Return the material below in full and exactly.

☆ ☆ ☆

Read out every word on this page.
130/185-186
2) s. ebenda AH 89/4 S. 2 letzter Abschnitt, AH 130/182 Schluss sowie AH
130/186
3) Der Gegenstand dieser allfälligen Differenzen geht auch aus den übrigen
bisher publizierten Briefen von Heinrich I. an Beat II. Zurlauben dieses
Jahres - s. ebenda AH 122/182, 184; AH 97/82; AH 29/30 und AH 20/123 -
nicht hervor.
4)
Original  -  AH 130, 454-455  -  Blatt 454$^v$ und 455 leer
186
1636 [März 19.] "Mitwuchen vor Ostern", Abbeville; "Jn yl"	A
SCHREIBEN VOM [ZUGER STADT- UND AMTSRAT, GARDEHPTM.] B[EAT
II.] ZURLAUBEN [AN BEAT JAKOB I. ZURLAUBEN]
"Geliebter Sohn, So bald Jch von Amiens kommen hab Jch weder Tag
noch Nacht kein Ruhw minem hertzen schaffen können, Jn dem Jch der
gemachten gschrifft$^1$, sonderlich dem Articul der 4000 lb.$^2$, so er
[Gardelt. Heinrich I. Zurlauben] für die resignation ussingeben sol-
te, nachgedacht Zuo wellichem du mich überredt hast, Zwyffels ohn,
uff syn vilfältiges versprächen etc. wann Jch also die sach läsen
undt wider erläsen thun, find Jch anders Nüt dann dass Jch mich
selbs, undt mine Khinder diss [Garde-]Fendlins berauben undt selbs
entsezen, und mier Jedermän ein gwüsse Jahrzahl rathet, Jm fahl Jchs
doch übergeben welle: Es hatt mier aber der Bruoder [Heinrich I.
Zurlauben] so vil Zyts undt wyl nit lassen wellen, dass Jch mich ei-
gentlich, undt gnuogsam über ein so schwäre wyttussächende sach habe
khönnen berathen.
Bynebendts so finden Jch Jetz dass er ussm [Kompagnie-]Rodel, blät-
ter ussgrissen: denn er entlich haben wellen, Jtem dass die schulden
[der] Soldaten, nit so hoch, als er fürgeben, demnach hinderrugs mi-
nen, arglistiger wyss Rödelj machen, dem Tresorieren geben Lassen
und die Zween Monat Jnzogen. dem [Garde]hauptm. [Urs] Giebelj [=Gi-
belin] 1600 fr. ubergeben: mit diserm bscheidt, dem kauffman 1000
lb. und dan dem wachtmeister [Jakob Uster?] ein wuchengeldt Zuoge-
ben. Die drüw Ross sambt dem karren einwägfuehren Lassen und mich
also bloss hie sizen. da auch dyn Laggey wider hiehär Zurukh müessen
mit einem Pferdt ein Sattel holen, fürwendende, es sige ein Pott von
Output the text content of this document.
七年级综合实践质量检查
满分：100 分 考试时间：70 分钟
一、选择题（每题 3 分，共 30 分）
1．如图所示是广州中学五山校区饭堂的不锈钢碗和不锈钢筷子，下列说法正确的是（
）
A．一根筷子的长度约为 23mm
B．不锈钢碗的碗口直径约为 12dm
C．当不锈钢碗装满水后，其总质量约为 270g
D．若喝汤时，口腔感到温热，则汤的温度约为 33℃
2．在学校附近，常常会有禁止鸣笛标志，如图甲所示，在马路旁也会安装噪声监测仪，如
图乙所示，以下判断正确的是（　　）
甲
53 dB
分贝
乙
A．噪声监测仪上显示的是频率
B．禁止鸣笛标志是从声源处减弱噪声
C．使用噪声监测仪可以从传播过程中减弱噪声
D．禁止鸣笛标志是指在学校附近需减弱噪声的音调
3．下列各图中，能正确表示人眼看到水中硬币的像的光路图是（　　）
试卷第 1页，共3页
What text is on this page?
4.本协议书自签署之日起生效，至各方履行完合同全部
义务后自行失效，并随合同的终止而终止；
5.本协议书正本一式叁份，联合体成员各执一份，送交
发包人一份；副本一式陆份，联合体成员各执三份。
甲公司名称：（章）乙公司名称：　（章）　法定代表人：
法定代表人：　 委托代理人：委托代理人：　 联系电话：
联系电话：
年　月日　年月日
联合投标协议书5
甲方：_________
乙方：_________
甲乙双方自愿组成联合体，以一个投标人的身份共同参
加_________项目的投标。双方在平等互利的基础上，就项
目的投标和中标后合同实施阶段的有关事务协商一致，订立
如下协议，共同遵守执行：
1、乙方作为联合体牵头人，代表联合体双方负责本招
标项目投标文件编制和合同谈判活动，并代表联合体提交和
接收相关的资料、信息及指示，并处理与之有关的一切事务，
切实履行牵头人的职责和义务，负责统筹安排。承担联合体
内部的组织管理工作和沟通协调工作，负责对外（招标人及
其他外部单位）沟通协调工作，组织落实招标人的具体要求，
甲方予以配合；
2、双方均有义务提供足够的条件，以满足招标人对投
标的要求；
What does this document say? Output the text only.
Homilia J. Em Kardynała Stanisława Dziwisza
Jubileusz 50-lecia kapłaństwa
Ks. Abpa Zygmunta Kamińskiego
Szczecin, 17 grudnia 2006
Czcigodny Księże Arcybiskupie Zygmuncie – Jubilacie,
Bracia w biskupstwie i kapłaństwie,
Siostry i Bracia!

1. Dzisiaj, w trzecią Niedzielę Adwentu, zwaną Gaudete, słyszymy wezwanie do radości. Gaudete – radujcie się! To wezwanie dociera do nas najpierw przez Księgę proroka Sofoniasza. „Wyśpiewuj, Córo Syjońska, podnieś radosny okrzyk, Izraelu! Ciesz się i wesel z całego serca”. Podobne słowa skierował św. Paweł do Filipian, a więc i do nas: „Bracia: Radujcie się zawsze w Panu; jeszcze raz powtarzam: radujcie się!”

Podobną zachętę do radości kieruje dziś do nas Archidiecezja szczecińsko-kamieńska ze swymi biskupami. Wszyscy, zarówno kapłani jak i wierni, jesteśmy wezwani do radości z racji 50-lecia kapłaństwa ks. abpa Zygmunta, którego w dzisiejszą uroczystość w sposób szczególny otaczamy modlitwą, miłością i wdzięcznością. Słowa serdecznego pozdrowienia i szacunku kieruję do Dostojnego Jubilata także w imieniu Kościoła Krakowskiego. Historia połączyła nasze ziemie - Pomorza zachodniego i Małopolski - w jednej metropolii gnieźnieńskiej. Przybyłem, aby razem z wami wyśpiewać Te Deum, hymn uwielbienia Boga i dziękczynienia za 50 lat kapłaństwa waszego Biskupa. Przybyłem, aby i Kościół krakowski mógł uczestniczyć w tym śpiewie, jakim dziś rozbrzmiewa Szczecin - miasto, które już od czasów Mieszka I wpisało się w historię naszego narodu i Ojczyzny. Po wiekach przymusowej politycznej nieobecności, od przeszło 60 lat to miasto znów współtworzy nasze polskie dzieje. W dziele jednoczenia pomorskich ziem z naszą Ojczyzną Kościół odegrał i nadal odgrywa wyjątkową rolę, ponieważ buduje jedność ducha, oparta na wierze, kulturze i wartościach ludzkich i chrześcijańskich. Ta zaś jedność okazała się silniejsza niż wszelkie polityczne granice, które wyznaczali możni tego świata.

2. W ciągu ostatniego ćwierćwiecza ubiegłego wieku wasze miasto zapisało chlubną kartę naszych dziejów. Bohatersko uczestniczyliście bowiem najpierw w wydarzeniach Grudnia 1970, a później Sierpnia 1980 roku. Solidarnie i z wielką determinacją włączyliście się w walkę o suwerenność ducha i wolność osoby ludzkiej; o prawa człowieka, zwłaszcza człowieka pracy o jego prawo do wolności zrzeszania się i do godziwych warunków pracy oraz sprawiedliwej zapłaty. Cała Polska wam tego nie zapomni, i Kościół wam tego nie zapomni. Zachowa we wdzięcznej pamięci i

☆ ☆ ☆

## [The answer]
Read out every word on this page.
130/185-186
2) s. ebenda AH 89/4 S. 2 letzter Abschnitt, AH 130/182 Schluss sowie AH
130/186
3) Der Gegenstand dieser allfälligen Differenzen geht auch aus den übrigen
bisher publizierten Briefen von Heinrich I. an Beat II. Zurlauben dieses
Jahres - s. ebenda AH 122/182, 184; AH 97/82; AH 29/30 und AH 20/123 -
nicht hervor.
4)
Original  -  AH 130, 454-455  -  Blatt 454$^v$ und 455 leer
186
1636 [März 19.] "Mitwuchen vor Ostern", Abbeville; "Jn yl"	A
SCHREIBEN VOM [ZUGER STADT- UND AMTSRAT, GARDEHPTM.] B[EAT
II.] ZURLAUBEN [AN BEAT JAKOB I. ZURLAUBEN]
"Geliebter Sohn, So bald Jch von Amiens kommen hab Jch weder Tag
noch Nacht kein Ruhw minem hertzen schaffen können, Jn dem Jch der
gemachten gschrifft$^1$, sonderlich dem Articul der 4000 lb.$^2$, so er
[Gardelt. Heinrich I. Zurlauben] für die resignation ussingeben sol-
te, nachgedacht Zuo wellichem du mich überredt hast, Zwyffels ohn,
uff syn vilfältiges versprächen etc. wann Jch also die sach läsen
undt wider erläsen thun, find Jch anders Nüt dann dass Jch mich
selbs, undt mine Khinder diss [Garde-]Fendlins berauben undt selbs
entsezen, und mier Jedermän ein gwüsse Jahrzahl rathet, Jm fahl Jchs
doch übergeben welle: Es hatt mier aber der Bruoder [Heinrich I.
Zurlauben] so vil Zyts undt wyl nit lassen wellen, dass Jch mich ei-
gentlich, undt gnuogsam über ein so schwäre wyttussächende sach habe
khönnen berathen.
Bynebendts so finden Jch Jetz dass er ussm [Kompagnie-]Rodel, blät-
ter ussgrissen: denn er entlich haben wellen, Jtem dass die schulden
[der] Soldaten, nit so hoch, als er fürgeben, demnach hinderrugs mi-
nen, arglistiger wyss Rödelj machen, dem Tresorieren geben Lassen
und die Zween Monat Jnzogen. dem [Garde]hauptm. [Urs] Giebelj [=Gi-
belin] 1600 fr. ubergeben: mit diserm bscheidt, dem kauffman 1000
lb. und dan dem wachtmeister [Jakob Uster?] ein wuchengeldt Zuoge-
ben. Die drüw Ross sambt dem karren einwägfuehren Lassen und mich
also bloss hie sizen. da auch dyn Laggey wider hiehär Zurukh müessen
mit einem Pferdt ein Sattel holen, fürwendende, es sige ein Pott von
Output the text content of this document.
七年级综合实践质量检查
满分：100 分 考试时间：70 分钟
一、选择题（每题 3 分，共 30 分）
1．如图所示是广州中学五山校区饭堂的不锈钢碗和不锈钢筷子，下列说法正确的是（
）
A．一根筷子的长度约为 23mm
B．不锈钢碗的碗口直径约为 12dm
C．当不锈钢碗装满水后，其总质量约为 270g
D．若喝汤时，口腔感到温热，则汤的温度约为 33℃
2．在学校附近，常常会有禁止鸣笛标志，如图甲所示，在马路旁也会安装噪声监测仪，如
图乙所示，以下判断正确的是（　　）
甲
53 dB
分贝
乙
A．噪声监测仪上显示的是频率
B．禁止鸣笛标志是从声源处减弱噪声
C．使用噪声监测仪可以从传播过程中减弱噪声
D．禁止鸣笛标志是指在学校附近需减弱噪声的音调
3．下列各图中，能正确表示人眼看到水中硬币的像的光路图是（　　）
试卷第 1页，共3页
What text is on this page?
4.本协议书自签署之日起生效，至各方履行完合同全部
义务后自行失效，并随合同的终止而终止；
5.本协议书正本一式叁份，联合体成员各执一份，送交
发包人一份；副本一式陆份，联合体成员各执三份。
甲公司名称：（章）乙公司名称：　（章）　法定代表人：
法定代表人：　 委托代理人：委托代理人：　 联系电话：
联系电话：
年　月日　年月日
联合投标协议书5
甲方：_________
乙方：_________
甲乙双方自愿组成联合体，以一个投标人的身份共同参
加_________项目的投标。双方在平等互利的基础上，就项
目的投标和中标后合同实施阶段的有关事务协商一致，订立
如下协议，共同遵守执行：
1、乙方作为联合体牵头人，代表联合体双方负责本招
标项目投标文件编制和合同谈判活动，并代表联合体提交和
接收相关的资料、信息及指示，并处理与之有关的一切事务，
切实履行牵头人的职责和义务，负责统筹安排。承担联合体
内部的组织管理工作和沟通协调工作，负责对外（招标人及
其他外部单位）沟通协调工作，组织落实招标人的具体要求，
甲方予以配合；
2、双方均有义务提供足够的条件，以满足招标人对投
标的要求；
What does this document say? Output the text only.
Homilia J. Em Kardynała Stanisława Dziwisza
Jubileusz 50-lecia kapłaństwa
Ks. Abpa Zygmunta Kamińskiego
Szczecin, 17 grudnia 2006
Czcigodny Księże Arcybiskupie Zygmuncie – Jubilacie,
Bracia w biskupstwie i kapłaństwie,
Siostry i Bracia!

1. Dzisiaj, w trzecią Niedzielę Adwentu, zwaną Gaudete, słyszymy wezwanie do radości. Gaudete – radujcie się! To wezwanie dociera do nas najpierw przez Księgę proroka Sofoniasza. „Wyśpiewuj, Córo Syjońska, podnieś radosny okrzyk, Izraelu! Ciesz się i wesel z całego serca”. Podobne słowa skierował św. Paweł do Filipian, a więc i do nas: „Bracia: Radujcie się zawsze w Panu; jeszcze raz powtarzam: radujcie się!”

Podobną zachętę do radości kieruje dziś do nas Archidiecezja szczecińsko-kamieńska ze swymi biskupami. Wszyscy, zarówno kapłani jak i wierni, jesteśmy wezwani do radości z racji 50-lecia kapłaństwa ks. abpa Zygmunta, którego w dzisiejszą uroczystość w sposób szczególny otaczamy modlitwą, miłością i wdzięcznością. Słowa serdecznego pozdrowienia i szacunku kieruję do Dostojnego Jubilata także w imieniu Kościoła Krakowskiego. Historia połączyła nasze ziemie - Pomorza zachodniego i Małopolski - w jednej metropolii gnieźnieńskiej. Przybyłem, aby razem z wami wyśpiewać Te Deum, hymn uwielbienia Boga i dziękczynienia za 50 lat kapłaństwa waszego Biskupa. Przybyłem, aby i Kościół krakowski mógł uczestniczyć w tym śpiewie, jakim dziś rozbrzmiewa Szczecin - miasto, które już od czasów Mieszka I wpisało się w historię naszego narodu i Ojczyzny. Po wiekach przymusowej politycznej nieobecności, od przeszło 60 lat to miasto znów współtworzy nasze polskie dzieje. W dziele jednoczenia pomorskich ziem z naszą Ojczyzną Kościół odegrał i nadal odgrywa wyjątkową rolę, ponieważ buduje jedność ducha, oparta na wierze, kulturze i wartościach ludzkich i chrześcijańskich. Ta zaś jedność okazała się silniejsza niż wszelkie polityczne granice, które wyznaczali możni tego świata.

2. W ciągu ostatniego ćwierćwiecza ubiegłego wieku wasze miasto zapisało chlubną kartę naszych dziejów. Bohatersko uczestniczyliście bowiem najpierw w wydarzeniach Grudnia 1970, a później Sierpnia 1980 roku. Solidarnie i z wielką determinacją włączyliście się w walkę o suwerenność ducha i wolność osoby ludzkiej; o prawa człowieka, zwłaszcza człowieka pracy o jego prawo do wolności zrzeszania się i do godziwych warunków pracy oraz sprawiedliwej zapłaty. Cała Polska wam tego nie zapomni, i Kościół wam tego nie zapomni. Zachowa we wdzięcznej pamięci i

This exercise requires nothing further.